- **What you should do**:
Go through the listing and pick out each line with the word "none" in it.

(Extracts from a graphics dataset)
◇ ◇ ◇ ◇ ◇
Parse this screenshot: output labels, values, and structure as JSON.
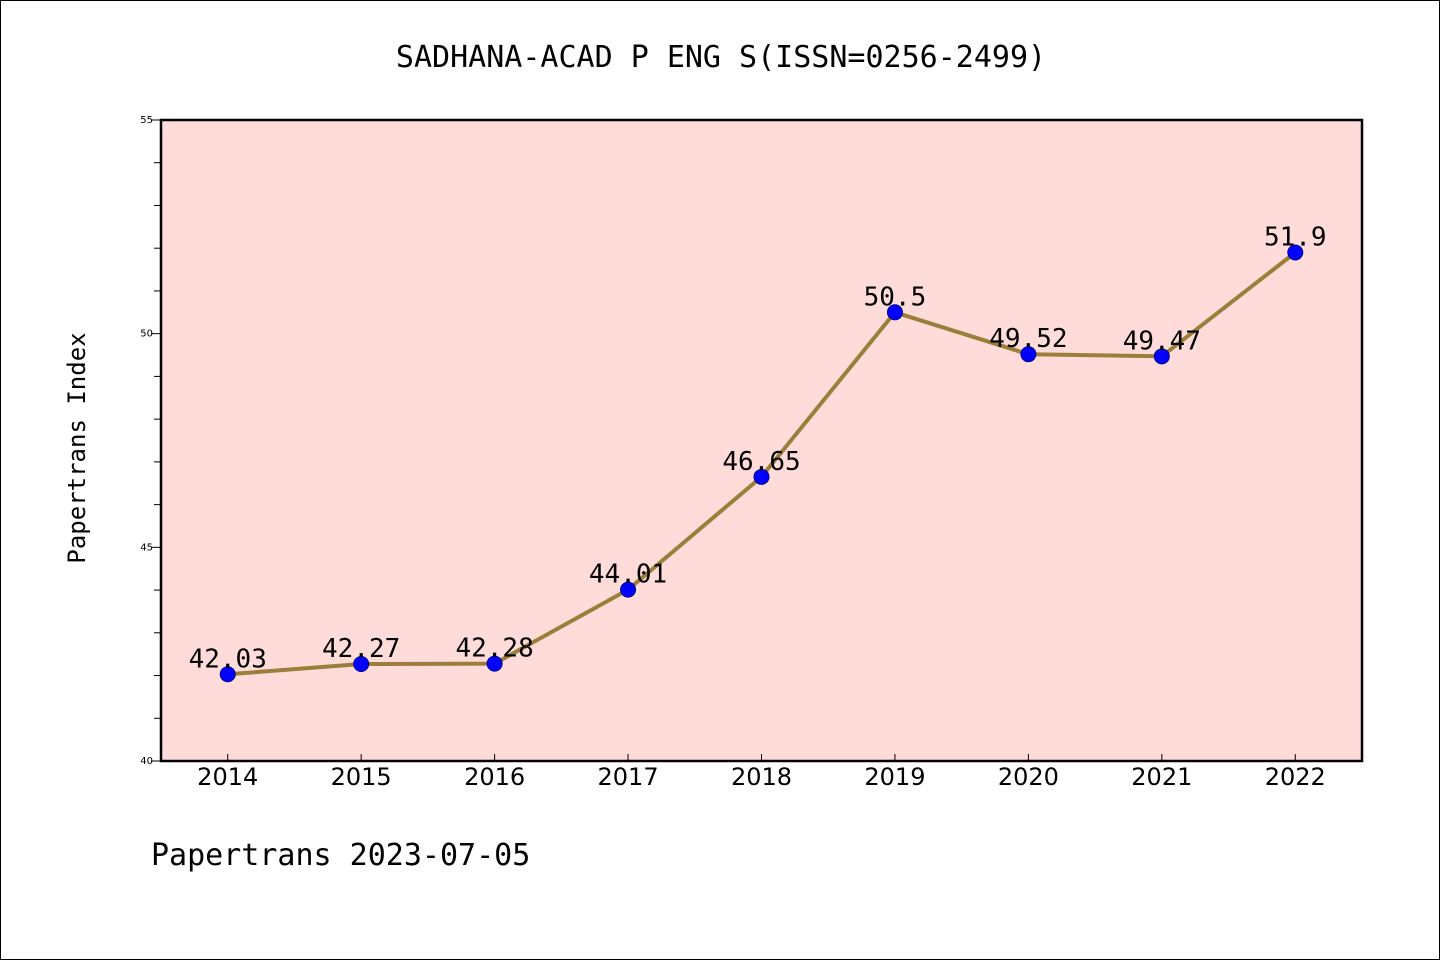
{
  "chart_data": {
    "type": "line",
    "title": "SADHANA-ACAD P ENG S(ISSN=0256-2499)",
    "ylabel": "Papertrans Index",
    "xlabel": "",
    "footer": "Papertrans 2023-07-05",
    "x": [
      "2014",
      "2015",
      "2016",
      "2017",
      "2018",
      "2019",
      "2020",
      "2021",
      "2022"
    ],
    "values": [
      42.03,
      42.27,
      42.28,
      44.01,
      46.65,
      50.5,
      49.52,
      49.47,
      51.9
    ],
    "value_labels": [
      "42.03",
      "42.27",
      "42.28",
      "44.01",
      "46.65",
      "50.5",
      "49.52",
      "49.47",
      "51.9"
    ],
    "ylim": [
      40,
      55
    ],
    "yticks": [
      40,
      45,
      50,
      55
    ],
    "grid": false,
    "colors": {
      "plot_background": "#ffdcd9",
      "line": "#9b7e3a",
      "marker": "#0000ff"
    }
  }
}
◇ ◇ ◇ ◇ ◇
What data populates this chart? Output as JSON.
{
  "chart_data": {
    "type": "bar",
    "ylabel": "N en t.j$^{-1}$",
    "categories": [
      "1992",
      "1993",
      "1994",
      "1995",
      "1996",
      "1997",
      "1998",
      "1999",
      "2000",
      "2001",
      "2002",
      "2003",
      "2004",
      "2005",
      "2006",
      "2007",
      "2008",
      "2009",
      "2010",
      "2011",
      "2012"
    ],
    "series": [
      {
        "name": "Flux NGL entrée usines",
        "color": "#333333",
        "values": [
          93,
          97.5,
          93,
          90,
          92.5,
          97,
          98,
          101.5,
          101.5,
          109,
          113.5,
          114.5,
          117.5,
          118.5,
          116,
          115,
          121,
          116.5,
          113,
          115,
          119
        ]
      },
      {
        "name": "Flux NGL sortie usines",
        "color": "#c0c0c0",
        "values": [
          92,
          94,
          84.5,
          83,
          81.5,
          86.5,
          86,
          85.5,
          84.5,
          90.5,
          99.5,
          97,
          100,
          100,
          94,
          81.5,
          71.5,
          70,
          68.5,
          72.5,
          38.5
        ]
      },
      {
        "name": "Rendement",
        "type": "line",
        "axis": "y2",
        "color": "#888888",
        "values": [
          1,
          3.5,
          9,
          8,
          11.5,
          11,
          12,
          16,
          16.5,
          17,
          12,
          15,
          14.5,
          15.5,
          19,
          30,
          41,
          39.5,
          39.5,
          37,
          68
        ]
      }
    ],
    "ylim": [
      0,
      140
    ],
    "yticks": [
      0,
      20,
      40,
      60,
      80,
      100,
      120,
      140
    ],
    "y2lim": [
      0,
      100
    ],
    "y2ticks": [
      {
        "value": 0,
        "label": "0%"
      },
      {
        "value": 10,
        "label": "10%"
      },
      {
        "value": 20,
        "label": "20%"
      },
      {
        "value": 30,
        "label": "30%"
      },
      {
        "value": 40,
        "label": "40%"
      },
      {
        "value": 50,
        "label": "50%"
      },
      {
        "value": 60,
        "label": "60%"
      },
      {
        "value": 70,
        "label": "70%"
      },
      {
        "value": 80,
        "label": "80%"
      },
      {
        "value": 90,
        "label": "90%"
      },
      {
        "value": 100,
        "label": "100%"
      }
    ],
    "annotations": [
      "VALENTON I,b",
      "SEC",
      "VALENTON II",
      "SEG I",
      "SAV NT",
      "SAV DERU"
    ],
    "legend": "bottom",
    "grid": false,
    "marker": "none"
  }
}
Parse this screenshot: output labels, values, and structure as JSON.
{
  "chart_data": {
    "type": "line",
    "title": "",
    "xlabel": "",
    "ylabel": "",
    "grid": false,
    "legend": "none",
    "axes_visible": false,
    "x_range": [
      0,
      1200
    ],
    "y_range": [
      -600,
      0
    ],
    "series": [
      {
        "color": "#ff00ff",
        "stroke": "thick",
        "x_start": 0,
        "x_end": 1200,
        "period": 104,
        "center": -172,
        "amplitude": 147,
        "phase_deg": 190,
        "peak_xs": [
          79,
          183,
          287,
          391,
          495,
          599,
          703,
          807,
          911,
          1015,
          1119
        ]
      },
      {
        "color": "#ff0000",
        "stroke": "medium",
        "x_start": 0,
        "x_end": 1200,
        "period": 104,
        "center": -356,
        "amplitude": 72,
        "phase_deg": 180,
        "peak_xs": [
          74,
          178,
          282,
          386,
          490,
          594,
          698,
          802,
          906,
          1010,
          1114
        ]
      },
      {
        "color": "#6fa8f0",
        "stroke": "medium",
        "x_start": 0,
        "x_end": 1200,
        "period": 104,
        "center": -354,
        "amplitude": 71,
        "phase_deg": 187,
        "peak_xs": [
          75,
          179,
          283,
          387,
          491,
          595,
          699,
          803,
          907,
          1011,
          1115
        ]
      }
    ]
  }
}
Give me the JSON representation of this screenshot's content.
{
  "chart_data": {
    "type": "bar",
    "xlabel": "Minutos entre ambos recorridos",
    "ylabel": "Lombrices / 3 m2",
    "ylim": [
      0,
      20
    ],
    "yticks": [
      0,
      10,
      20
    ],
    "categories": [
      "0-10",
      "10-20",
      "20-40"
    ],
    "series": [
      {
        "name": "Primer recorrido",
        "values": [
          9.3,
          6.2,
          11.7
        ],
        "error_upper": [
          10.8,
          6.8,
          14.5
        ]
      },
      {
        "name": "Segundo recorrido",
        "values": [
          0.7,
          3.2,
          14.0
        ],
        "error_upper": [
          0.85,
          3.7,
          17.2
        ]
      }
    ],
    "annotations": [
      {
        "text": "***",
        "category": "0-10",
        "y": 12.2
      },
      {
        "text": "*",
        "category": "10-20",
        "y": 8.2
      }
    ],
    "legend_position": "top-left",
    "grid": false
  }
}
◇ ◇ ◇ ◇ ◇
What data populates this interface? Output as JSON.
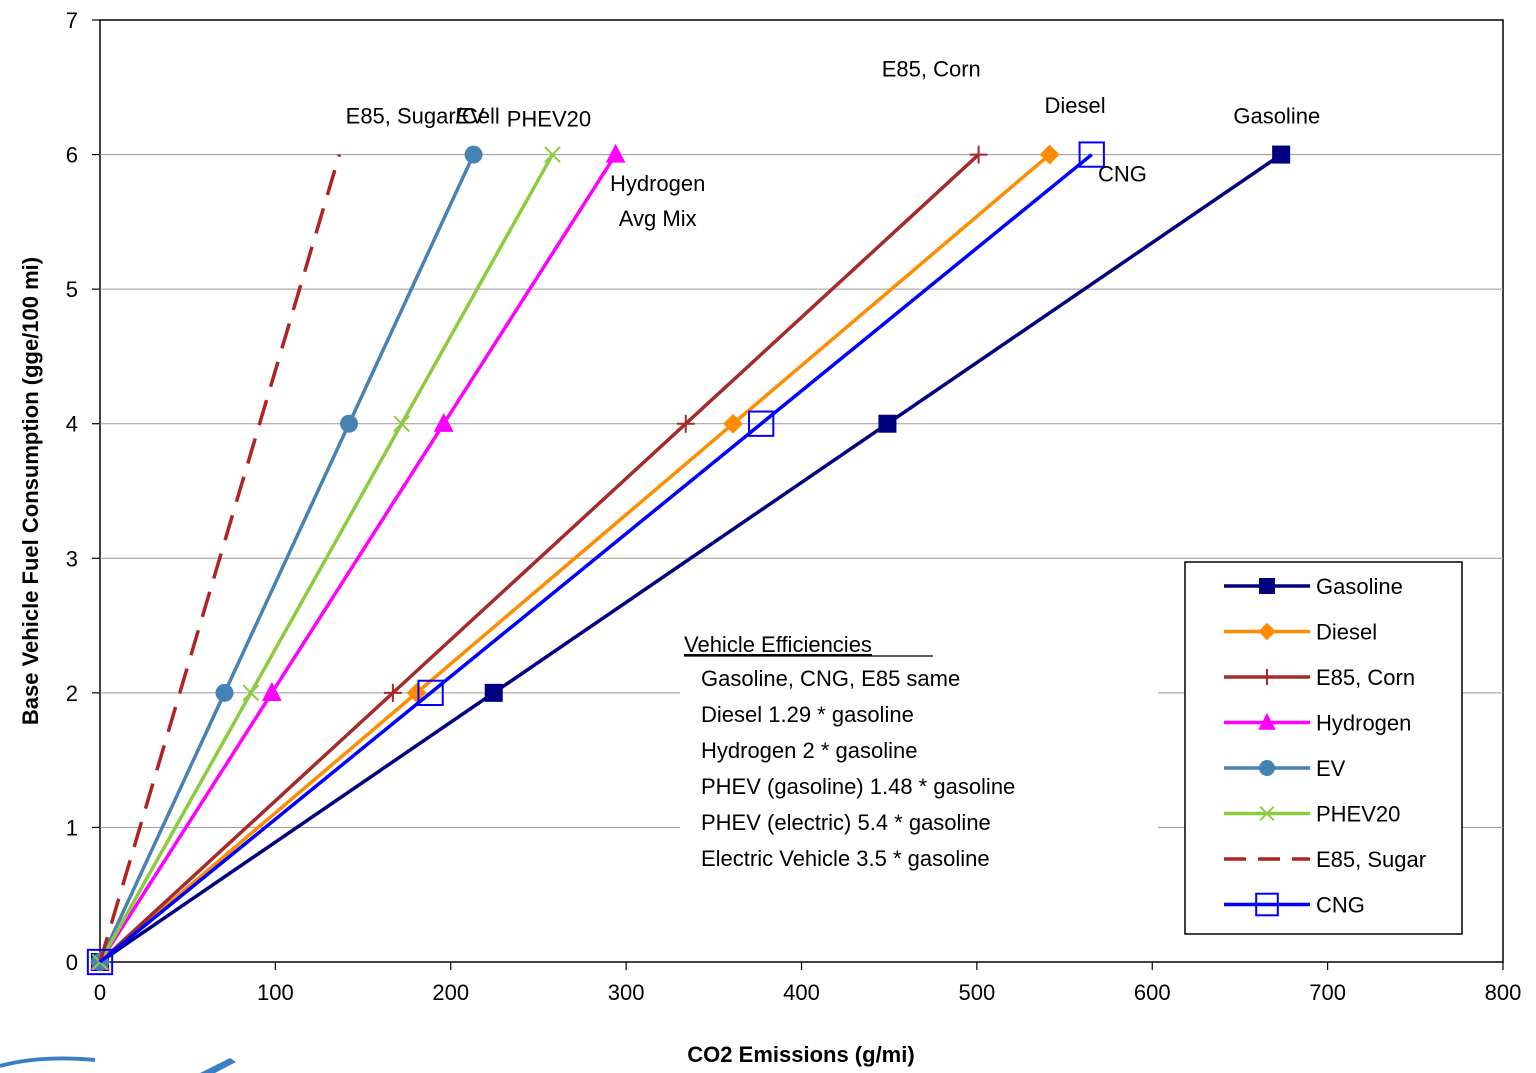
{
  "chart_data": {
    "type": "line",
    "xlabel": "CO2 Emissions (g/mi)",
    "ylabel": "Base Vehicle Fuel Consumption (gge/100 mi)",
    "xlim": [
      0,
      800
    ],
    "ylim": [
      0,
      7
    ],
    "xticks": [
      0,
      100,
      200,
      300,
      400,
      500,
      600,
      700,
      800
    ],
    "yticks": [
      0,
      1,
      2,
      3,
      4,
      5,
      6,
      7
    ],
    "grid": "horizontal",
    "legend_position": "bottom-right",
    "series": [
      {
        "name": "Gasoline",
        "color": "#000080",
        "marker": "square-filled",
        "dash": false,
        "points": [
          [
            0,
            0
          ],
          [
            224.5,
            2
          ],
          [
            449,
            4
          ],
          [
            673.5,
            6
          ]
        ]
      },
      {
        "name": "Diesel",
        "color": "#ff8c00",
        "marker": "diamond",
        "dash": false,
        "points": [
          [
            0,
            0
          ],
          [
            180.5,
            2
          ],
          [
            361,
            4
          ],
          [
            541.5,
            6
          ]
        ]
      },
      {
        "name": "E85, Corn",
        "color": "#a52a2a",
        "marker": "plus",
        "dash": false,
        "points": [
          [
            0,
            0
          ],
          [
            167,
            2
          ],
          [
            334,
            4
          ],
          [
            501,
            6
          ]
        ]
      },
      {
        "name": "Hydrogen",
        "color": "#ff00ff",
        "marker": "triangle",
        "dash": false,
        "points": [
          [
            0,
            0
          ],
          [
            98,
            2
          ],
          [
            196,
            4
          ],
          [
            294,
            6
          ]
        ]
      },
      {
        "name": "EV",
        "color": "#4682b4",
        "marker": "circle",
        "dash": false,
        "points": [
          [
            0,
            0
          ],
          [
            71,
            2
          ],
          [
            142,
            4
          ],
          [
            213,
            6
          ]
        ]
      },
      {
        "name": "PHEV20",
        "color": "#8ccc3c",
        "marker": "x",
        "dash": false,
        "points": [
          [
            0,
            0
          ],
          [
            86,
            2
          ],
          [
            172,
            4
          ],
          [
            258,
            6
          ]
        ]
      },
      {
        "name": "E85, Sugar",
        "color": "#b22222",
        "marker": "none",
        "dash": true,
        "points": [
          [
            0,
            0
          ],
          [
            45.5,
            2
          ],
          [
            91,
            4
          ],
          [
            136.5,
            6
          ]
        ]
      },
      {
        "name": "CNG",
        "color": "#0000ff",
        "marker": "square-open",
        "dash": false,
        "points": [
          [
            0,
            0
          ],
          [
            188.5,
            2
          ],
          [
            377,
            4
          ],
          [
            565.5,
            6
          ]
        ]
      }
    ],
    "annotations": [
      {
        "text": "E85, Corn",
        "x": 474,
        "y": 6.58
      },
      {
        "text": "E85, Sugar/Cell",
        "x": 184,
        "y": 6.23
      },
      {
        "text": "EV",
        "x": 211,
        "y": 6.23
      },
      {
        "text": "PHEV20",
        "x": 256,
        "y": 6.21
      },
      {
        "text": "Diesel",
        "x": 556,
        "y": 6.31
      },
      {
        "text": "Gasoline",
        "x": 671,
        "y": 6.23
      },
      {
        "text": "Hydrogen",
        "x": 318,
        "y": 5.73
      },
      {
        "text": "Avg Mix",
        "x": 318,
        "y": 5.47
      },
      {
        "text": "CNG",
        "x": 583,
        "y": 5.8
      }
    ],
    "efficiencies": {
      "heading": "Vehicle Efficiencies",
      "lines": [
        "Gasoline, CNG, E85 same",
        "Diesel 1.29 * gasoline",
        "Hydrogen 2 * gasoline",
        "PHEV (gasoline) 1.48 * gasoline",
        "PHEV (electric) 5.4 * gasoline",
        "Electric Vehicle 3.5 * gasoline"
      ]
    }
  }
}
◇ ◇ ◇ ◇ ◇
- **Exercise solution**:
    "marker": "none"
    "legend": "none",
        "marker": "none",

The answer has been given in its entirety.